WHAT YOU HAVE TO DO = Look through the listing and locate every line containing the word "label"; copy those lines.

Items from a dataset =
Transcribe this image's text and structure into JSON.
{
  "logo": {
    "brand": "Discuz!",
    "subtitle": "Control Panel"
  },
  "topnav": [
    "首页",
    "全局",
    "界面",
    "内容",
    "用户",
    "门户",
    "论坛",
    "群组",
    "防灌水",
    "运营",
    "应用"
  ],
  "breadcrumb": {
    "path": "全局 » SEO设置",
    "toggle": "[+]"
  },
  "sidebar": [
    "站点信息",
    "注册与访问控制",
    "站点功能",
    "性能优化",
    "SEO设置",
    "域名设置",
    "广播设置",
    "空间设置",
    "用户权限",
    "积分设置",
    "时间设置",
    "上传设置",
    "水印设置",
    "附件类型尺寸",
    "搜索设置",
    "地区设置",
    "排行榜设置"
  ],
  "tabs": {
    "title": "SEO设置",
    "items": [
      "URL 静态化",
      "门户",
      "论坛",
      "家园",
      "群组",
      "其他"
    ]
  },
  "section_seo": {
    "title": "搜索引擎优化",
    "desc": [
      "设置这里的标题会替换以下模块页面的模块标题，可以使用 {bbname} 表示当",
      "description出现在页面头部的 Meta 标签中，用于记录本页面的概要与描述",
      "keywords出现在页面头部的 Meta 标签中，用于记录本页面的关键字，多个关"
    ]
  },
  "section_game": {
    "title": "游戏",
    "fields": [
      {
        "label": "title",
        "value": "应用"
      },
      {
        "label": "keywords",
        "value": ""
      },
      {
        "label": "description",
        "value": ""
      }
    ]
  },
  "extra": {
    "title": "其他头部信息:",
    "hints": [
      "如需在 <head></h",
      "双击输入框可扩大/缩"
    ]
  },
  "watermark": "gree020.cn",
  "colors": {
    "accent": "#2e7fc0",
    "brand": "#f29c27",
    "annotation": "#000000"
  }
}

FULL ANSWER =
        "label": "title",
        "label": "keywords",
        "label": "description",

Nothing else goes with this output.